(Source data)
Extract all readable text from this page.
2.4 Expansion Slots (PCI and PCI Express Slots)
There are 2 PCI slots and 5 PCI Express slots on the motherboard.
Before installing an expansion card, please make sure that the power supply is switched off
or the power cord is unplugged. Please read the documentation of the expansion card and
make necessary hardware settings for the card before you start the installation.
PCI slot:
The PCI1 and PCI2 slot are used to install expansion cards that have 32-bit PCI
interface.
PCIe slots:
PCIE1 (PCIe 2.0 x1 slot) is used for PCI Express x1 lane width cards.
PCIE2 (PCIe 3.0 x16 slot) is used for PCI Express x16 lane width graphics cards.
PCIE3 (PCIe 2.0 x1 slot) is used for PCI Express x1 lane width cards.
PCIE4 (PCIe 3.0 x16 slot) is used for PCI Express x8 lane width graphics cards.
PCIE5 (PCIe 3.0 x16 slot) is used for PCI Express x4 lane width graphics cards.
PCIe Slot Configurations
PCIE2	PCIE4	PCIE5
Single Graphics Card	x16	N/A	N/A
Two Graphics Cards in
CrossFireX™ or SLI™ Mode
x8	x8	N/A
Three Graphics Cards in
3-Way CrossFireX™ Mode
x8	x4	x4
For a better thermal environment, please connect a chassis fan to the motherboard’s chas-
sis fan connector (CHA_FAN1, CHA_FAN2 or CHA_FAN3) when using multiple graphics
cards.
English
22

**Task description**
Go through the data and return every record exactly.

**Exercise response**
Extract all readable text from this page.
2.4 Expansion Slots (PCI and PCI Express Slots)
There are 2 PCI slots and 5 PCI Express slots on the motherboard.
Before installing an expansion card, please make sure that the power supply is switched off
or the power cord is unplugged. Please read the documentation of the expansion card and
make necessary hardware settings for the card before you start the installation.
PCI slot:
The PCI1 and PCI2 slot are used to install expansion cards that have 32-bit PCI
interface.
PCIe slots:
PCIE1 (PCIe 2.0 x1 slot) is used for PCI Express x1 lane width cards.
PCIE2 (PCIe 3.0 x16 slot) is used for PCI Express x16 lane width graphics cards.
PCIE3 (PCIe 2.0 x1 slot) is used for PCI Express x1 lane width cards.
PCIE4 (PCIe 3.0 x16 slot) is used for PCI Express x8 lane width graphics cards.
PCIE5 (PCIe 3.0 x16 slot) is used for PCI Express x4 lane width graphics cards.
PCIe Slot Configurations
PCIE2	PCIE4	PCIE5
Single Graphics Card	x16	N/A	N/A
Two Graphics Cards in
CrossFireX™ or SLI™ Mode
x8	x8	N/A
Three Graphics Cards in
3-Way CrossFireX™ Mode
x8	x4	x4
For a better thermal environment, please connect a chassis fan to the motherboard’s chas-
sis fan connector (CHA_FAN1, CHA_FAN2 or CHA_FAN3) when using multiple graphics
cards.
English
22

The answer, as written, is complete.